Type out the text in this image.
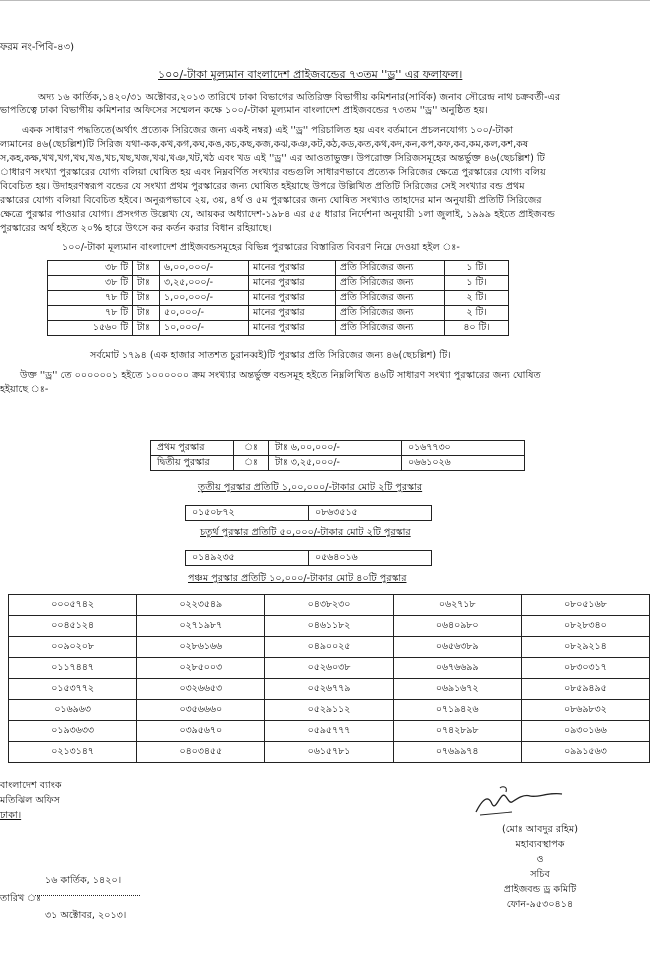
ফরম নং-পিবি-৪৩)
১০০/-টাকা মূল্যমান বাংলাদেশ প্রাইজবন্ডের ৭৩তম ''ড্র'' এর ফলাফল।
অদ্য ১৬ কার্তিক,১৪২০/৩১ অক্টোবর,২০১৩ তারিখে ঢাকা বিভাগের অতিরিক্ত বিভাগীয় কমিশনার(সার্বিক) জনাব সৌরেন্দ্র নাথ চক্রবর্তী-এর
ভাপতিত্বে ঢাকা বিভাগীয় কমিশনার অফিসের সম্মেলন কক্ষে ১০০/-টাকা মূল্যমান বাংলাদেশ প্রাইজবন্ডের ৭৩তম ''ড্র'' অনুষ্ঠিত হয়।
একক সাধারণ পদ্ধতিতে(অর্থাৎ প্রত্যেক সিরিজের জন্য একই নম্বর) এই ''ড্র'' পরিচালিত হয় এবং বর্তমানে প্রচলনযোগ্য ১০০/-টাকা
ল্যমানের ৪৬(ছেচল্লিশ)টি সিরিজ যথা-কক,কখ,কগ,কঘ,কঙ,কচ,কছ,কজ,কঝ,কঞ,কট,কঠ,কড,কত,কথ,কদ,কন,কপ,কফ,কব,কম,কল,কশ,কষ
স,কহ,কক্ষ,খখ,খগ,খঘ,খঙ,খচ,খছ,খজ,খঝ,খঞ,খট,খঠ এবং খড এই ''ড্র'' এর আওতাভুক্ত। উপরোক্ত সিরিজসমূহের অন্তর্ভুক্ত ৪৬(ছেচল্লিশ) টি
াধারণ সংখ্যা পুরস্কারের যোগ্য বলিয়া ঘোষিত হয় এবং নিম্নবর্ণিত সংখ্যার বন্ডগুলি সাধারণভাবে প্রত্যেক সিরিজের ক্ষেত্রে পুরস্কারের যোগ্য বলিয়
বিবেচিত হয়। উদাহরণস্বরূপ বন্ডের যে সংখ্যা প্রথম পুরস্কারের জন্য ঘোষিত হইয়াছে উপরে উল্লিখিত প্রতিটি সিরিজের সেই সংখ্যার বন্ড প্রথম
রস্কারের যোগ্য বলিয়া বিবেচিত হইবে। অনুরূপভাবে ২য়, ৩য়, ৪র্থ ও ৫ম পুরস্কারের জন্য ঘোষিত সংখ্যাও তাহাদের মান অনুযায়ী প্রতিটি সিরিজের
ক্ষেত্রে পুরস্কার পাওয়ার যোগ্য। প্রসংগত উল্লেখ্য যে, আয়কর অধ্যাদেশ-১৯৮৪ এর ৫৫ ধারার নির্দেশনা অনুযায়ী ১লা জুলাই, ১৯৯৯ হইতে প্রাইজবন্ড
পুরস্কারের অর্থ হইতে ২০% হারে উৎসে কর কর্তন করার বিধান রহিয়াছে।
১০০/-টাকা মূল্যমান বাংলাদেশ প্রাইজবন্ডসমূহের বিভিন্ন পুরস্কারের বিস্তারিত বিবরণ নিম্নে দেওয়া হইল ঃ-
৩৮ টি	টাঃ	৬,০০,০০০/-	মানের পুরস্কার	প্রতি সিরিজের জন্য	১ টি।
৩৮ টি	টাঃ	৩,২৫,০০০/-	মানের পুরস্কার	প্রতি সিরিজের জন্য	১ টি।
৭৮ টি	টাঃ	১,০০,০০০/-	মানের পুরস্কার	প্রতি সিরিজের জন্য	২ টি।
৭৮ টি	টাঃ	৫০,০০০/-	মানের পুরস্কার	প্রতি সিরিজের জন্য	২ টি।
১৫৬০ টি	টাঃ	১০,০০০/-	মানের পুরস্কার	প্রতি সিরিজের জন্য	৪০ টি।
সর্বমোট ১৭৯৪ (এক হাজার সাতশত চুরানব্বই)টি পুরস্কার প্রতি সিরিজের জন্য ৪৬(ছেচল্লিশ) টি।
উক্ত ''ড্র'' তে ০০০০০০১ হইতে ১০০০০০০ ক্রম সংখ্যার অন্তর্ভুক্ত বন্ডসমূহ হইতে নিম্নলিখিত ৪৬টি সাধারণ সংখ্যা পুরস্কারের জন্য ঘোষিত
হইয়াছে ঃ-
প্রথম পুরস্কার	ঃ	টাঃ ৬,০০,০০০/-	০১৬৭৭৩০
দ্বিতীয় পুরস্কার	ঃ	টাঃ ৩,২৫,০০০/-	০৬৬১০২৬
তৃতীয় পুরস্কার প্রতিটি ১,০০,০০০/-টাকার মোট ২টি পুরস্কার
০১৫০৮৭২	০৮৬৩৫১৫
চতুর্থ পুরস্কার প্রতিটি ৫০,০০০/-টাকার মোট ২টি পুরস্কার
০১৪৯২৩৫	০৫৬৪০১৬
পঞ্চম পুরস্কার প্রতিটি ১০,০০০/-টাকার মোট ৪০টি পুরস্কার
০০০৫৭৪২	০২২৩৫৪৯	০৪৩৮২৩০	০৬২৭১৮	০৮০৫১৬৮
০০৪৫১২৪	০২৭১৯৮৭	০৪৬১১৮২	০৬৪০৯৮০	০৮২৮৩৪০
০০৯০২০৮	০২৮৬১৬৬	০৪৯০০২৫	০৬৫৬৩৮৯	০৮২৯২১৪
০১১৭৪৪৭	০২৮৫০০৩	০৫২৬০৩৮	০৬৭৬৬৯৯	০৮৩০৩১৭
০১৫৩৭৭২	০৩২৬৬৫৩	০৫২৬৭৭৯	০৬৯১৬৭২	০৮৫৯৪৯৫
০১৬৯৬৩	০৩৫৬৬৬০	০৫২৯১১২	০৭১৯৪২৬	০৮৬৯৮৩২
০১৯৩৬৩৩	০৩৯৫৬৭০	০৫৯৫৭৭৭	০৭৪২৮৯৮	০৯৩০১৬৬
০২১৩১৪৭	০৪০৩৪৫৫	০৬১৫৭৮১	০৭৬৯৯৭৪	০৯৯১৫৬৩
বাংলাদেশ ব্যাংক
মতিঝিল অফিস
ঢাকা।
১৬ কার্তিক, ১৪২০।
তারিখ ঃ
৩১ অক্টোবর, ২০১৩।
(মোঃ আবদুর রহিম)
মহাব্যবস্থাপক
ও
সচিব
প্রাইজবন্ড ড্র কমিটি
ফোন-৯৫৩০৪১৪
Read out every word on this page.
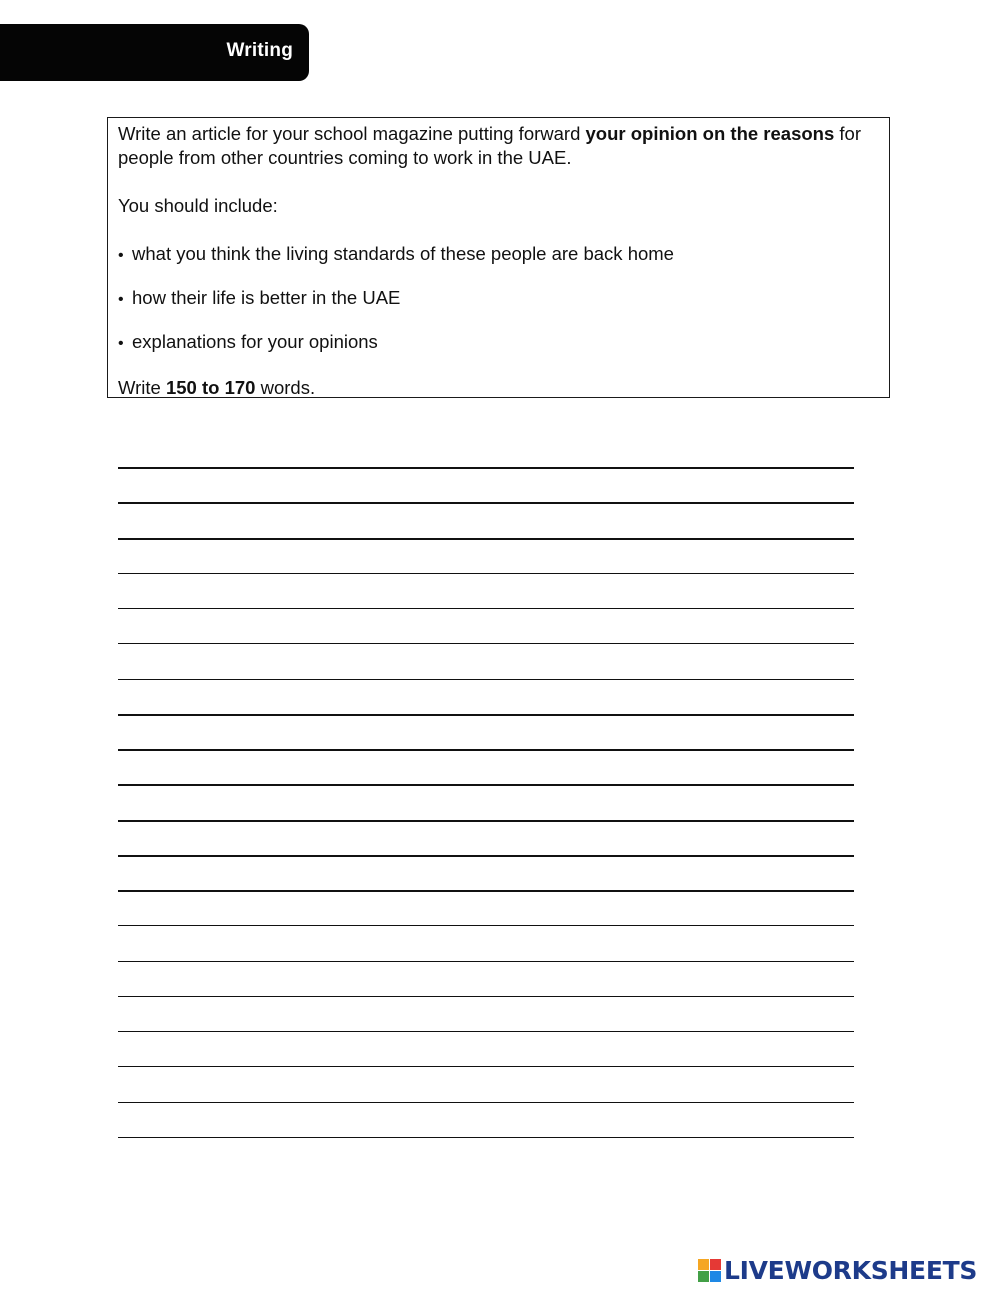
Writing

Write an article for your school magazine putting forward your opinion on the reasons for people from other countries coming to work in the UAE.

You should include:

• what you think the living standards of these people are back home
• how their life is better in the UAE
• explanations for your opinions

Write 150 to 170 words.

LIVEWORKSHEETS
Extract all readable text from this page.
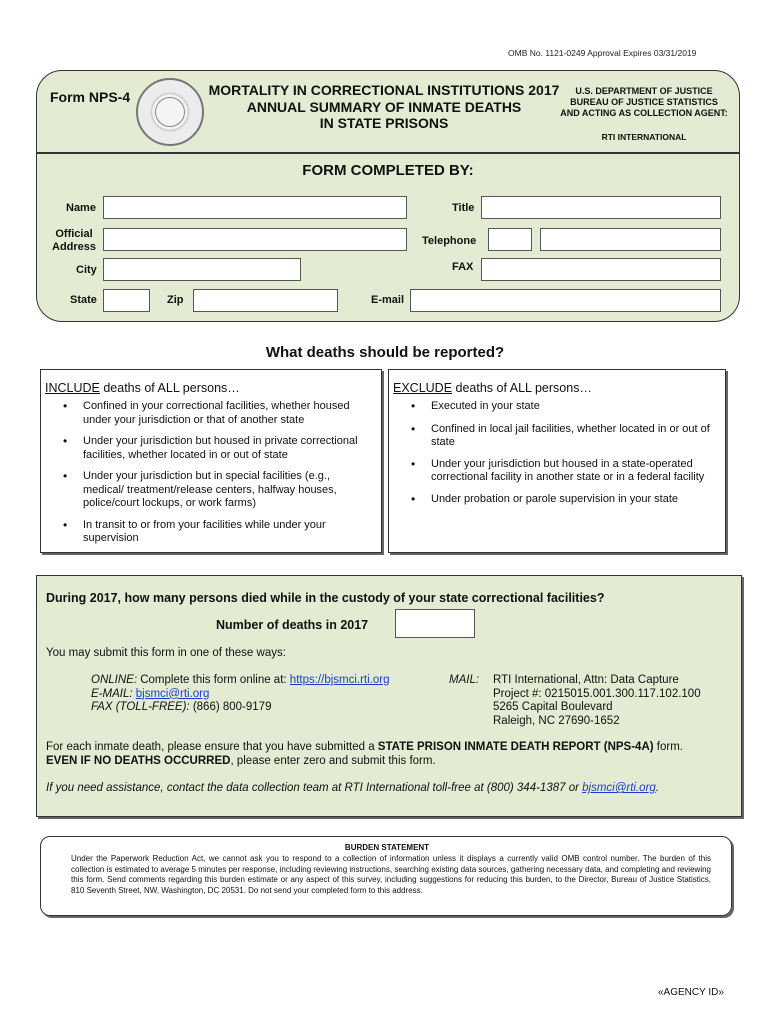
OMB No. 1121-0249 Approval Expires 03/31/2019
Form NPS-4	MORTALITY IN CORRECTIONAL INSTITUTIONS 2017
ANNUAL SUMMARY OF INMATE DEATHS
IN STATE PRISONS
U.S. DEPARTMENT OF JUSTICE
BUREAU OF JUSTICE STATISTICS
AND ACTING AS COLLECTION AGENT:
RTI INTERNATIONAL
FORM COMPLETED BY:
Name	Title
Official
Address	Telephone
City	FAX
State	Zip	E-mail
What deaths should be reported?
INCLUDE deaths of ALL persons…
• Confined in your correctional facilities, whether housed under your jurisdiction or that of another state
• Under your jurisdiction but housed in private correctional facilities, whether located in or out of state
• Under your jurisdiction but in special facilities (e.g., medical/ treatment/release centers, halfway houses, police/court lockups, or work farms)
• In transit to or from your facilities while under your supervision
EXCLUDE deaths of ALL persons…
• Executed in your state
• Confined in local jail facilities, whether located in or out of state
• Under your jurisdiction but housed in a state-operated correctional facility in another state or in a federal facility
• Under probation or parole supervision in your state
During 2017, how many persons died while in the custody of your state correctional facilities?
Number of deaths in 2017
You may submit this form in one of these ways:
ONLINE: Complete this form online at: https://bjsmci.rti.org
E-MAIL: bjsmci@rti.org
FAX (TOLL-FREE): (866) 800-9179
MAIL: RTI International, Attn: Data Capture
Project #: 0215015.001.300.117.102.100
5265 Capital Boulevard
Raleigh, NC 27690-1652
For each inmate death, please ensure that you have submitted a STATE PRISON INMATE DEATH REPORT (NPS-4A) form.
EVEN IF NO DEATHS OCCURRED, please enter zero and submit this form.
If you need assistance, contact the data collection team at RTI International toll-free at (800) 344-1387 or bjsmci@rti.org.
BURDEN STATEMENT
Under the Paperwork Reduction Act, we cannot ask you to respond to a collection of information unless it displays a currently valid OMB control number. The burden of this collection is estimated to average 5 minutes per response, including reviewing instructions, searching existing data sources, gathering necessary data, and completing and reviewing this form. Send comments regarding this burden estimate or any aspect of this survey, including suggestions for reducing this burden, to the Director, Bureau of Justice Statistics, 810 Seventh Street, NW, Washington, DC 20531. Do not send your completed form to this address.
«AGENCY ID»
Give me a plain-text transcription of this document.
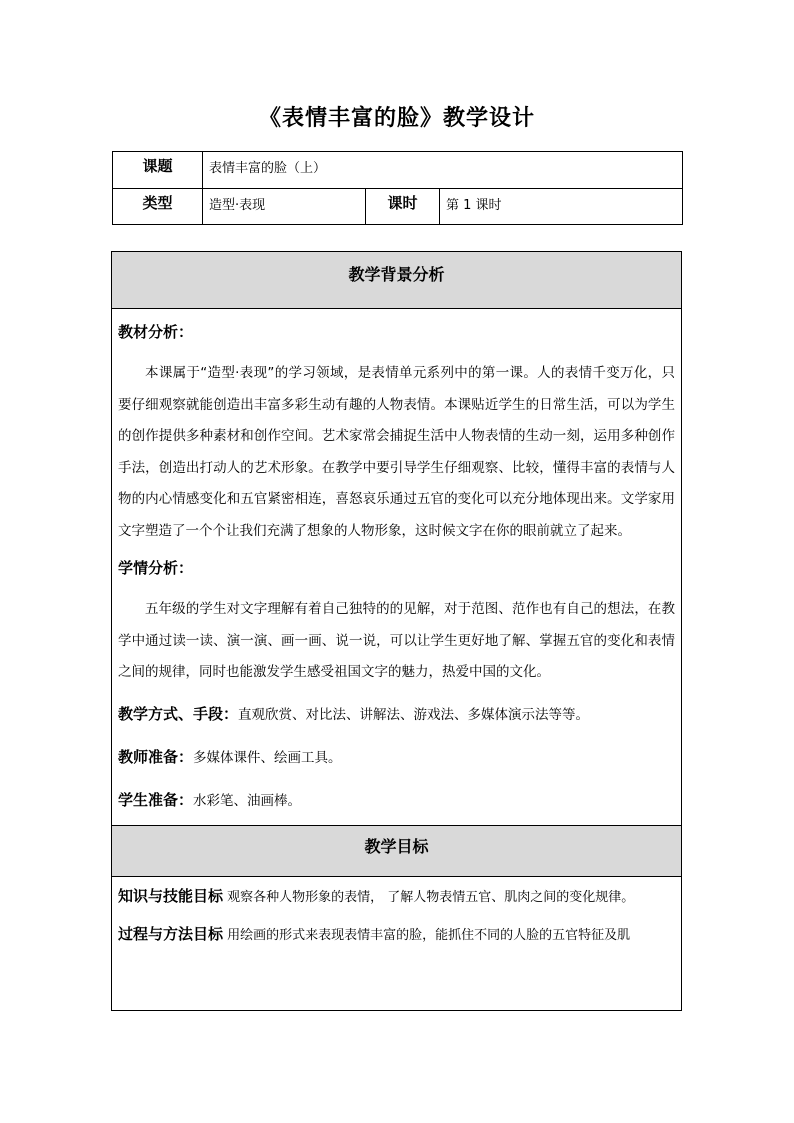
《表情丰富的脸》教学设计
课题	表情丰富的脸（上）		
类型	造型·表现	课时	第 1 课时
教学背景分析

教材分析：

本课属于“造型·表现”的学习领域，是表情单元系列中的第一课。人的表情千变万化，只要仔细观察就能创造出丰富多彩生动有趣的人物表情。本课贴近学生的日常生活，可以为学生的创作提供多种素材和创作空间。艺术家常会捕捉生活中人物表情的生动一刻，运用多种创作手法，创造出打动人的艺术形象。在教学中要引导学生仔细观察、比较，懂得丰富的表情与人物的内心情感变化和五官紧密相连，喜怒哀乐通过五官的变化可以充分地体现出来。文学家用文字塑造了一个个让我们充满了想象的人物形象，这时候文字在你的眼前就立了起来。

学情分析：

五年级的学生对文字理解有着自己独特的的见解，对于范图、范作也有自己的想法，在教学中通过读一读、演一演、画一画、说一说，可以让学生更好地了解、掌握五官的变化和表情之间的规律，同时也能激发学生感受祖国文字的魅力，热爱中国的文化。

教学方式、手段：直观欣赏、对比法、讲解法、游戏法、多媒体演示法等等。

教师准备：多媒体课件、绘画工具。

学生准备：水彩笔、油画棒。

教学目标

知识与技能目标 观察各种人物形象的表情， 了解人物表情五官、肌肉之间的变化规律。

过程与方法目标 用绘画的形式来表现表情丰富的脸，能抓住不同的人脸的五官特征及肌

## Problem
Copy every line from the records above that contains the word "housed".

## The reply
• Confined in your correctional facilities, whether housed under your jurisdiction or that of another state
• Under your jurisdiction but housed in private correctional facilities, whether located in or out of state
• Under your jurisdiction but housed in a state-operated correctional facility in another state or in a federal facility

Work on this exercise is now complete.